◆ Entries provided ◆
____________________
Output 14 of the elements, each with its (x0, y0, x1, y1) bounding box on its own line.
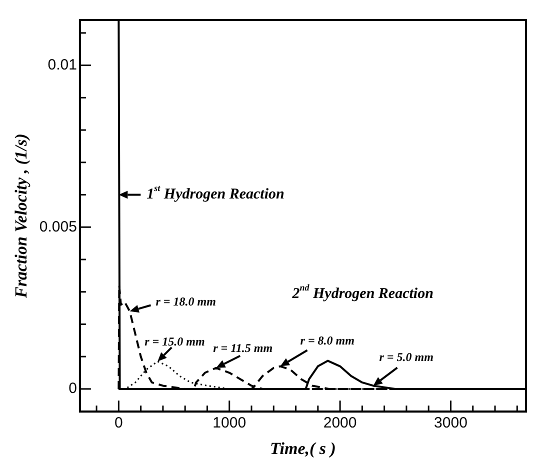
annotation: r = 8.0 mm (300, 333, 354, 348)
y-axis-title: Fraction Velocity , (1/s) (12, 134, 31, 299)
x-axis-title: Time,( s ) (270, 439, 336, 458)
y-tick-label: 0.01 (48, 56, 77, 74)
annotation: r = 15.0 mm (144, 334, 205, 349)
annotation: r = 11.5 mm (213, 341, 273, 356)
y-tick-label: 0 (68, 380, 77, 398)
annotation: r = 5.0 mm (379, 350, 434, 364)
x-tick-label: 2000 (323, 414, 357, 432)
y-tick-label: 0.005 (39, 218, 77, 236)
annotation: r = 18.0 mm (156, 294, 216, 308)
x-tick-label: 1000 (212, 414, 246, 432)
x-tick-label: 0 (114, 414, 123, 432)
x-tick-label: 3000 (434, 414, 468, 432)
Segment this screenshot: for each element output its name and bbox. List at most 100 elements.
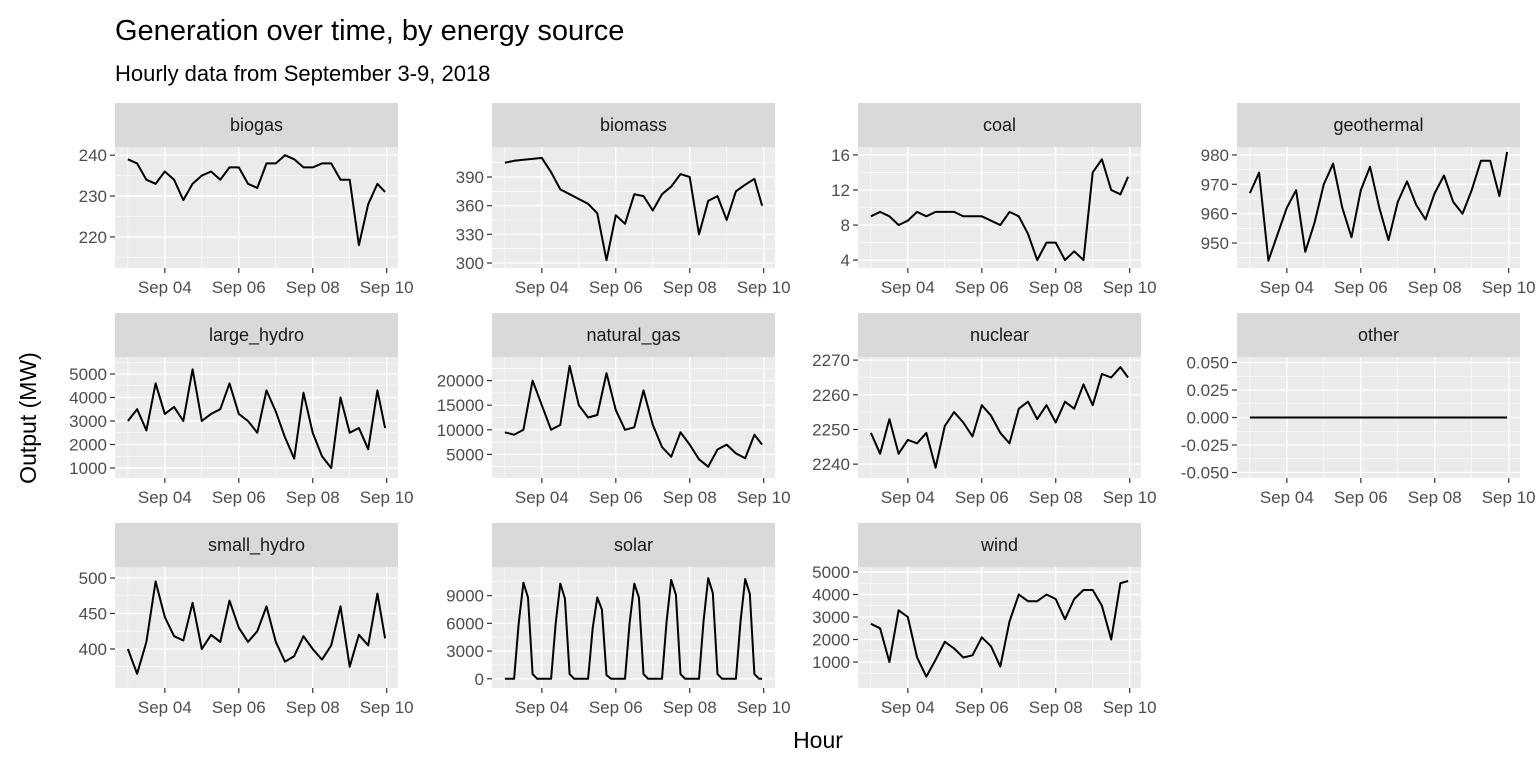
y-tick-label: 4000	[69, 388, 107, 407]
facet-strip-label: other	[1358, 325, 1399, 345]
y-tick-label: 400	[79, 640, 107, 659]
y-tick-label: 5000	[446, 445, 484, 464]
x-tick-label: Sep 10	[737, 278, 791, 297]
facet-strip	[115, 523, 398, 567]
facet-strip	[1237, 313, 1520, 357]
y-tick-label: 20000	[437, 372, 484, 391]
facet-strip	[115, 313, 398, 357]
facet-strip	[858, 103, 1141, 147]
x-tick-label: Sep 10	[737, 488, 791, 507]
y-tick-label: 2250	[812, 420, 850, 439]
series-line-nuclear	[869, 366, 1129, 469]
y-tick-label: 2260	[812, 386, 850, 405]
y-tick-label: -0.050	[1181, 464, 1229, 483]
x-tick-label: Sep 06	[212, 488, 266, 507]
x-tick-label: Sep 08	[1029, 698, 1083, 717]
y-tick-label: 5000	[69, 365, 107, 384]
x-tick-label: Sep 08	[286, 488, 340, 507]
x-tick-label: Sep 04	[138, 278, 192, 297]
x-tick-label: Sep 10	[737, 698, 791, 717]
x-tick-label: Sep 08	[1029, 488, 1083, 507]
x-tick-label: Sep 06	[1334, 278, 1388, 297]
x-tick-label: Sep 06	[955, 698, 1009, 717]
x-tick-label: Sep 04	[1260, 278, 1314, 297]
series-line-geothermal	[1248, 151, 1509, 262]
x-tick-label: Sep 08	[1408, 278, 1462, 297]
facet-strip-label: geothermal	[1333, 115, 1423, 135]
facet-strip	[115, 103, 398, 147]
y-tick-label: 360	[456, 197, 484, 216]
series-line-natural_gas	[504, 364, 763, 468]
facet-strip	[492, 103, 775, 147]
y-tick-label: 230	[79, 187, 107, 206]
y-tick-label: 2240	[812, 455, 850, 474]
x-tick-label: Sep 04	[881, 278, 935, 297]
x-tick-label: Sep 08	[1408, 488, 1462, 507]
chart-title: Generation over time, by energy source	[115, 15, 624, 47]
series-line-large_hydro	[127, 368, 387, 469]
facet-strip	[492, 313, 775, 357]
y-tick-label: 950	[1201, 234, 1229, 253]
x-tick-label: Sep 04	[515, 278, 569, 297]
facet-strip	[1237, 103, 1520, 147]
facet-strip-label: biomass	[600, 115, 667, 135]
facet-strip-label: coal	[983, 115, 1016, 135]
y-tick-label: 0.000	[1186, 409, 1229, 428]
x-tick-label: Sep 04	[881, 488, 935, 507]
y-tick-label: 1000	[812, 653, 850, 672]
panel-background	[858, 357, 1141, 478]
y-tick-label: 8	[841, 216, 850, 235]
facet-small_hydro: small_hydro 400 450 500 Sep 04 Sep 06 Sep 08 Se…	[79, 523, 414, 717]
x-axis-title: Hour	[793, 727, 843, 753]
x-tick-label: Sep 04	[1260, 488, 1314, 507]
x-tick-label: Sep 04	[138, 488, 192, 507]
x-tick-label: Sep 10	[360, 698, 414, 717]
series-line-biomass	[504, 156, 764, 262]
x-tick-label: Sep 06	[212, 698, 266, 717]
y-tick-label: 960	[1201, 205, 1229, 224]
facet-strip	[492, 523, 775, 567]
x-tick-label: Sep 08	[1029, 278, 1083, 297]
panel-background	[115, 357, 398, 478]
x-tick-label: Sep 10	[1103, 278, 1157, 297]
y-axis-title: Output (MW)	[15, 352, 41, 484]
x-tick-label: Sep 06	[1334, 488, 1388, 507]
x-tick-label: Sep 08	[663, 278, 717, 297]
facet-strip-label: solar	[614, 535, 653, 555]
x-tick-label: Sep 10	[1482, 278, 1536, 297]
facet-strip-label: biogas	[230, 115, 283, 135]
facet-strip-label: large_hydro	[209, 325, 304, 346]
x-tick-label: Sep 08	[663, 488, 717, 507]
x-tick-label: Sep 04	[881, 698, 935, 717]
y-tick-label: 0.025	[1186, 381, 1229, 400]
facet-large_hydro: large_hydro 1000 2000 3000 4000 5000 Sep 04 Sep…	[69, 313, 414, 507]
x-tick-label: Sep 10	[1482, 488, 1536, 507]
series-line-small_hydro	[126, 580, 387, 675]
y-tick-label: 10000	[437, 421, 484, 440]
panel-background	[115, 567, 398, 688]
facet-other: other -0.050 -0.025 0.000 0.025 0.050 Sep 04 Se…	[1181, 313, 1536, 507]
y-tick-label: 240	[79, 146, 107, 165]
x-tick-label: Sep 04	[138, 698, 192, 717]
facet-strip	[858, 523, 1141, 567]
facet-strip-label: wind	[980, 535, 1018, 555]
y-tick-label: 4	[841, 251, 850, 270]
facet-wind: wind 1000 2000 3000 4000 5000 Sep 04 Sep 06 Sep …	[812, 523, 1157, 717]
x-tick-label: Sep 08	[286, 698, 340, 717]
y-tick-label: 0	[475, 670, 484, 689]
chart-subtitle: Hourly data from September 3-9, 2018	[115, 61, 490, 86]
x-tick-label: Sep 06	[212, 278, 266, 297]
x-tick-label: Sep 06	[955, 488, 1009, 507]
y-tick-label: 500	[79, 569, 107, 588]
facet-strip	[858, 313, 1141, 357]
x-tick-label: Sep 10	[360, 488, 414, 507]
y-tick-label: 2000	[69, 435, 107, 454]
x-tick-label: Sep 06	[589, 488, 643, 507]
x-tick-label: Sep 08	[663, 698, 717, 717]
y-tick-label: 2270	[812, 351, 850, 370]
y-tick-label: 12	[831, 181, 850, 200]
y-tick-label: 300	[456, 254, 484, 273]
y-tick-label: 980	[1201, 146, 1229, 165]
____________________
◆ Stated task ◆
Reproduce all of the items above line for line, with every word and number unchanged, and leave out the pictures.

◆ The reply ◆
Output 14 of the elements, each with its (x0, y0, x1, y1) bounding box on its own line.
annotation: r = 8.0 mm (300, 333, 354, 348)
y-axis-title: Fraction Velocity , (1/s) (12, 134, 31, 299)
x-axis-title: Time,( s ) (270, 439, 336, 458)
y-tick-label: 0.01 (48, 56, 77, 74)
annotation: r = 15.0 mm (144, 334, 205, 349)
annotation: r = 11.5 mm (213, 341, 273, 356)
y-tick-label: 0 (68, 380, 77, 398)
annotation: r = 5.0 mm (379, 350, 434, 364)
x-tick-label: 2000 (323, 414, 357, 432)
y-tick-label: 0.005 (39, 218, 77, 236)
annotation: r = 18.0 mm (156, 294, 216, 308)
x-tick-label: 1000 (212, 414, 246, 432)
x-tick-label: 0 (114, 414, 123, 432)
x-tick-label: 3000 (434, 414, 468, 432)
Segment this screenshot: for each element output its name and bbox. List at most 100 elements.
y-tick-label: 4000	[69, 388, 107, 407]
facet-strip-label: other	[1358, 325, 1399, 345]
y-tick-label: 400	[79, 640, 107, 659]
y-tick-label: 5000	[446, 445, 484, 464]
x-tick-label: Sep 10	[737, 278, 791, 297]
facet-strip	[115, 523, 398, 567]
facet-strip	[1237, 313, 1520, 357]
y-tick-label: 20000	[437, 372, 484, 391]
facet-strip	[115, 313, 398, 357]
facet-strip	[858, 103, 1141, 147]
x-tick-label: Sep 10	[737, 488, 791, 507]
y-tick-label: 2250	[812, 420, 850, 439]
series-line-nuclear	[869, 366, 1129, 469]
y-tick-label: 2260	[812, 386, 850, 405]
y-tick-label: -0.050	[1181, 464, 1229, 483]
x-tick-label: Sep 06	[212, 488, 266, 507]
x-tick-label: Sep 08	[1029, 698, 1083, 717]
y-tick-label: 5000	[69, 365, 107, 384]
x-tick-label: Sep 08	[286, 488, 340, 507]
x-tick-label: Sep 04	[138, 278, 192, 297]
x-tick-label: Sep 10	[737, 698, 791, 717]
x-tick-label: Sep 08	[1029, 488, 1083, 507]
x-tick-label: Sep 06	[1334, 278, 1388, 297]
x-tick-label: Sep 06	[955, 698, 1009, 717]
x-tick-label: Sep 04	[1260, 278, 1314, 297]
series-line-geothermal	[1248, 151, 1509, 262]
x-tick-label: Sep 08	[1408, 278, 1462, 297]
facet-strip-label: geothermal	[1333, 115, 1423, 135]
facet-strip	[115, 103, 398, 147]
y-tick-label: 360	[456, 197, 484, 216]
series-line-natural_gas	[504, 364, 763, 468]
facet-strip	[492, 103, 775, 147]
y-tick-label: 230	[79, 187, 107, 206]
y-tick-label: 2240	[812, 455, 850, 474]
x-tick-label: Sep 04	[881, 278, 935, 297]
x-tick-label: Sep 08	[1408, 488, 1462, 507]
chart-title: Generation over time, by energy source	[115, 15, 624, 47]
series-line-large_hydro	[127, 368, 387, 469]
facet-strip	[492, 313, 775, 357]
y-tick-label: 950	[1201, 234, 1229, 253]
x-tick-label: Sep 04	[515, 278, 569, 297]
facet-strip	[1237, 103, 1520, 147]
facet-strip-label: biomass	[600, 115, 667, 135]
facet-strip-label: coal	[983, 115, 1016, 135]
y-tick-label: 0.000	[1186, 409, 1229, 428]
x-tick-label: Sep 04	[881, 488, 935, 507]
y-tick-label: 1000	[812, 653, 850, 672]
panel-background	[858, 357, 1141, 478]
y-tick-label: 8	[841, 216, 850, 235]
facet-small_hydro: small_hydro 400 450 500 Sep 04 Sep 06 Sep 08 Se…	[79, 523, 414, 717]
x-axis-title: Hour	[793, 727, 843, 753]
x-tick-label: Sep 04	[1260, 488, 1314, 507]
x-tick-label: Sep 04	[138, 488, 192, 507]
x-tick-label: Sep 10	[360, 698, 414, 717]
series-line-biomass	[504, 156, 764, 262]
x-tick-label: Sep 06	[212, 698, 266, 717]
y-tick-label: 960	[1201, 205, 1229, 224]
facet-strip	[492, 523, 775, 567]
x-tick-label: Sep 08	[1029, 278, 1083, 297]
panel-background	[115, 357, 398, 478]
x-tick-label: Sep 10	[1103, 278, 1157, 297]
y-axis-title: Output (MW)	[15, 352, 41, 484]
x-tick-label: Sep 06	[1334, 488, 1388, 507]
x-tick-label: Sep 08	[663, 278, 717, 297]
facet-strip-label: solar	[614, 535, 653, 555]
x-tick-label: Sep 10	[1482, 278, 1536, 297]
facet-strip-label: biogas	[230, 115, 283, 135]
facet-strip-label: large_hydro	[209, 325, 304, 346]
x-tick-label: Sep 08	[663, 488, 717, 507]
x-tick-label: Sep 04	[881, 698, 935, 717]
y-tick-label: 0.025	[1186, 381, 1229, 400]
facet-large_hydro: large_hydro 1000 2000 3000 4000 5000 Sep 04 Sep…	[69, 313, 414, 507]
x-tick-label: Sep 10	[1482, 488, 1536, 507]
series-line-small_hydro	[126, 580, 387, 675]
y-tick-label: 10000	[437, 421, 484, 440]
panel-background	[115, 567, 398, 688]
facet-other: other -0.050 -0.025 0.000 0.025 0.050 Sep 04 Se…	[1181, 313, 1536, 507]
y-tick-label: 240	[79, 146, 107, 165]
x-tick-label: Sep 04	[138, 698, 192, 717]
facet-strip	[858, 523, 1141, 567]
facet-strip-label: wind	[980, 535, 1018, 555]
y-tick-label: 4	[841, 251, 850, 270]
facet-wind: wind 1000 2000 3000 4000 5000 Sep 04 Sep 06 Sep …	[812, 523, 1157, 717]
x-tick-label: Sep 08	[286, 698, 340, 717]
y-tick-label: 0	[475, 670, 484, 689]
chart-subtitle: Hourly data from September 3-9, 2018	[115, 61, 490, 86]
x-tick-label: Sep 06	[212, 278, 266, 297]
x-tick-label: Sep 06	[955, 488, 1009, 507]
y-tick-label: 500	[79, 569, 107, 588]
facet-strip	[858, 313, 1141, 357]
x-tick-label: Sep 10	[360, 488, 414, 507]
y-tick-label: 2000	[69, 435, 107, 454]
x-tick-label: Sep 06	[589, 488, 643, 507]
x-tick-label: Sep 08	[663, 698, 717, 717]
y-tick-label: 2270	[812, 351, 850, 370]
y-tick-label: 12	[831, 181, 850, 200]
y-tick-label: 300	[456, 254, 484, 273]
y-tick-label: 980	[1201, 146, 1229, 165]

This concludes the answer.